» Document section
I used my license as a resume enhancer. While it is useful in the US, I really didn't need it to work or find work. He said he wanted to brighten his future. Thats really all I could come up with along with my other suggestions.


----------



## taj8681 (5 mo ago)

Thank you guys for your precious time and efforts to reply on my post.
I do have Master electrician ticket and can pull the classB permit. I am here in the mill to troubleshoot the problems and fix the machines to prevent the downtime. Although, I can program new design in the process with the help of PLC and all automation controls but still my expertise is not that strong enough to work as an independent contractor. I want to be a part of the company or organization where I can put my experience and knowledge to help the company growth and my career as well.

any suggestions will be appreciated.

thank you


----------



## Peewee0413 (Oct 18, 2012)

I wanted to learn different industries. I initially hit the roads doing hot jobs. Power plant, waste water, mining, oil and gas, etc. I didn't care about the pay, I wanted the knowledge, and knew the pay would come later. I believe the diversity in various industries advanced my experience faster than those at an equal time of service. I was also blessed as an apprentice to get on projects with the company's top guys on the job. 2nd year in working for a company I was already making journeyman pay with a helper. Keep in mind I worked roughly 50 hrs a week and went back to the rv and spent the rest of the night reading the code book and anything electrical I could get my hands on. I knew what I wanted to do for the rest of my career and was addicted to learning it... My career took off like a rocket and so did my cheating gf lol... Anyone of us on here who has had a successful career knows what it means to say "hard work pays off." 

Sent from my SM-S908U using Tapatalk


----------



## CMP (Oct 30, 2019)

That’s what they used to tell me “All That Hard Work Will Get You Is Old”

Im here to tell you they were wrong. Excercise your brain as much as your muscles. Your bookshelf is as important as your tool chest.


----------



## Peewee0413 (Oct 18, 2012)

CMP said:


> That’s what they used to tell me “All That Hard Work Will Get You Is Old”
> 
> Im here to tell you they were wrong. Excercise your brain as much as your muscles. Your bookshelf is as important as your tool chest.


One guy told me I would "burn out" doing what I was doing....Not even the slightest bit accurate. I opened one door and that door had 10 doors behind it...I went back and forth navigating the maze of information and still haven't seen it all...But I'm old enough now I'm starting to prepare for my retirement not advancing in my career. I'm only 35 and have got to a point my knowledge is good enough and pay is well...I'll focus on retirement now.. I'll use the same tactics to make sure I succeed into a fun and stable retirement, ready to enjoy the downhill road to 6ft under.

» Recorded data
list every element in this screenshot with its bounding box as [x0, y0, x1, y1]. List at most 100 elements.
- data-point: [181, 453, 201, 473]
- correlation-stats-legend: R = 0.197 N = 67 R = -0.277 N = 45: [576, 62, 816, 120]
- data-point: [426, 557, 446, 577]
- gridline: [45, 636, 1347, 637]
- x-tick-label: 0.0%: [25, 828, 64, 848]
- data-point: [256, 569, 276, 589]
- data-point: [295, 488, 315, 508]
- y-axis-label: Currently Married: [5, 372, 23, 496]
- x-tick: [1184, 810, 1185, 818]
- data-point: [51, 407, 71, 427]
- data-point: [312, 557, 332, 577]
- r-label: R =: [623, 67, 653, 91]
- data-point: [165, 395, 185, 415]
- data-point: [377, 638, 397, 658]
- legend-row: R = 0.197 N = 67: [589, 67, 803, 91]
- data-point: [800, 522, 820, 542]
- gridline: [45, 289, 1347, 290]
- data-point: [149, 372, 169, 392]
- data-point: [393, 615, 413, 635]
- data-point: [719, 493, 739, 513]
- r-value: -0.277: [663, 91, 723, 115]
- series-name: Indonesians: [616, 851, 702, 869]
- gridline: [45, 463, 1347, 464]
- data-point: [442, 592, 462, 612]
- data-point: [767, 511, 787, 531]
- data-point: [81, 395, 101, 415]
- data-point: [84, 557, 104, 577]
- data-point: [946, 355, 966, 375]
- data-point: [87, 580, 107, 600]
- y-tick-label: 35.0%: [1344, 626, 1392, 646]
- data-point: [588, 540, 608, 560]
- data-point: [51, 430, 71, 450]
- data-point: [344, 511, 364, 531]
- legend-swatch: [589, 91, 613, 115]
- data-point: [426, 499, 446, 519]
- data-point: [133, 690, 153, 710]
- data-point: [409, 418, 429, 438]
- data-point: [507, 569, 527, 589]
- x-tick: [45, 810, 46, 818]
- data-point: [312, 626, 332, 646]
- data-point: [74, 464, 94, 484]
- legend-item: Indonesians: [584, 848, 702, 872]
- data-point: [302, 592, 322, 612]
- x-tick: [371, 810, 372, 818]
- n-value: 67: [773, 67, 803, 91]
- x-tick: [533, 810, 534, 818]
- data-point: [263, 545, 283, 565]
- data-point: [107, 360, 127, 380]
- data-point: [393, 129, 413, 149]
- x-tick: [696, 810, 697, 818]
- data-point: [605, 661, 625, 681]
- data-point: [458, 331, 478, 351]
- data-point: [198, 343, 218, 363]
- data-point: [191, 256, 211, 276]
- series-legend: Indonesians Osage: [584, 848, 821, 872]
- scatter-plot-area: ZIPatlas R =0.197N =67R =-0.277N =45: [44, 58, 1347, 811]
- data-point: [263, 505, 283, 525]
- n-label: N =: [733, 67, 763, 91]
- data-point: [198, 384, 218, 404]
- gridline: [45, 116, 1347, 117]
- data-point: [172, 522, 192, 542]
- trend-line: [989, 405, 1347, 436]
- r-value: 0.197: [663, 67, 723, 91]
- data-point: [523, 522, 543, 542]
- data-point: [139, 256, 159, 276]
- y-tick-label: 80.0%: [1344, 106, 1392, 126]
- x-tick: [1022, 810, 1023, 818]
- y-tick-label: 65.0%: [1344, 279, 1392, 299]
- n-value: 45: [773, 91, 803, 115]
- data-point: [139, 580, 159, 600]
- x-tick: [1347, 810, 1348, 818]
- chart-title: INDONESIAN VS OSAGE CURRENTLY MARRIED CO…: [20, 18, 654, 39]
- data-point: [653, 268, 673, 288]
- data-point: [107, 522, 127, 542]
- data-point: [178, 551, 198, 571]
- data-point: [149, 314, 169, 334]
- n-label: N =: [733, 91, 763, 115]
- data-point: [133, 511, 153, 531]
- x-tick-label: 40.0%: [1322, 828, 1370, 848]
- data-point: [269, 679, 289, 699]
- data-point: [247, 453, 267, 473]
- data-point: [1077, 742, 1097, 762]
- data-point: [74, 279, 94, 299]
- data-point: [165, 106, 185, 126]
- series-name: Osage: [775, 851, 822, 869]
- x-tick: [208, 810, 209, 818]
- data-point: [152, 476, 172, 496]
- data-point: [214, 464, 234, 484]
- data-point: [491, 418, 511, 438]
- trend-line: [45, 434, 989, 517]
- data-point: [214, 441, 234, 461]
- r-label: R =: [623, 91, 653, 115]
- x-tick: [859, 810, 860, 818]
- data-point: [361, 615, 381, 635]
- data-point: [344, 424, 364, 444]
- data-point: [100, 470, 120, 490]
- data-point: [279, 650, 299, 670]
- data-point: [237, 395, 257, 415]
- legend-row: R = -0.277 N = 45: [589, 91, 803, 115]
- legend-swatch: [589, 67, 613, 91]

» Request
Repeat, word for word, the passage of the electrician career thread starting at "Thank you guys" and ending at "career as well.".

» Response to the exercise
Thank you guys for your precious time and efforts to reply on my post.
I do have Master electrician ticket and can pull the classB permit. I am here in the mill to troubleshoot the problems and fix the machines to prevent the downtime. Although, I can program new design in the process with the help of PLC and all automation controls but still my expertise is not that strong enough to work as an independent contractor. I want to be a part of the company or organization where I can put my experience and knowledge to help the company growth and my career as well.